__Exercise instructions__
What follows are records. Restate all of them word for word.

__Data records__
=======

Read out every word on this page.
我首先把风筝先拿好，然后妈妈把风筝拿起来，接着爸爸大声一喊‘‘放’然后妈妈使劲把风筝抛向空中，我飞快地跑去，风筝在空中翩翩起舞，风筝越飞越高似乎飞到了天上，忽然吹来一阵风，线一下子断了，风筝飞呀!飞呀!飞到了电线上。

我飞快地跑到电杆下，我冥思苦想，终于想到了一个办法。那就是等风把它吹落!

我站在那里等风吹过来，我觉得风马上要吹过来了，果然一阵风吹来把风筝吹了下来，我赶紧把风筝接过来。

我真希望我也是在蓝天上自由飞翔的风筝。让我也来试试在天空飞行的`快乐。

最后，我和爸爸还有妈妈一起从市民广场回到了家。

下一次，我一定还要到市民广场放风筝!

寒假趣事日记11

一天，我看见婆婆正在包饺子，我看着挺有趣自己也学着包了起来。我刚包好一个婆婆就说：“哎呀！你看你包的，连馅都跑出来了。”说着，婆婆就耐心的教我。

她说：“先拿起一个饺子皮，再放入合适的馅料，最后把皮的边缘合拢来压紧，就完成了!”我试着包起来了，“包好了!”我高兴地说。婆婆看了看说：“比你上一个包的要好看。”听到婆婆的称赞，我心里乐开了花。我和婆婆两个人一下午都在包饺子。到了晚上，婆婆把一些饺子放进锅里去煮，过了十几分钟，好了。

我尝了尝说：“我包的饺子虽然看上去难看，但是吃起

=======

__Reply__
Read out every word on this page.
我首先把风筝先拿好，然后妈妈把风筝拿起来，接着爸爸大声一喊‘‘放’然后妈妈使劲把风筝抛向空中，我飞快地跑去，风筝在空中翩翩起舞，风筝越飞越高似乎飞到了天上，忽然吹来一阵风，线一下子断了，风筝飞呀!飞呀!飞到了电线上。

我飞快地跑到电杆下，我冥思苦想，终于想到了一个办法。那就是等风把它吹落!

我站在那里等风吹过来，我觉得风马上要吹过来了，果然一阵风吹来把风筝吹了下来，我赶紧把风筝接过来。

我真希望我也是在蓝天上自由飞翔的风筝。让我也来试试在天空飞行的`快乐。

最后，我和爸爸还有妈妈一起从市民广场回到了家。

下一次，我一定还要到市民广场放风筝!

寒假趣事日记11

一天，我看见婆婆正在包饺子，我看着挺有趣自己也学着包了起来。我刚包好一个婆婆就说：“哎呀！你看你包的，连馅都跑出来了。”说着，婆婆就耐心的教我。

她说：“先拿起一个饺子皮，再放入合适的馅料，最后把皮的边缘合拢来压紧，就完成了!”我试着包起来了，“包好了!”我高兴地说。婆婆看了看说：“比你上一个包的要好看。”听到婆婆的称赞，我心里乐开了花。我和婆婆两个人一下午都在包饺子。到了晚上，婆婆把一些饺子放进锅里去煮，过了十几分钟，好了。

我尝了尝说：“我包的饺子虽然看上去难看，但是吃起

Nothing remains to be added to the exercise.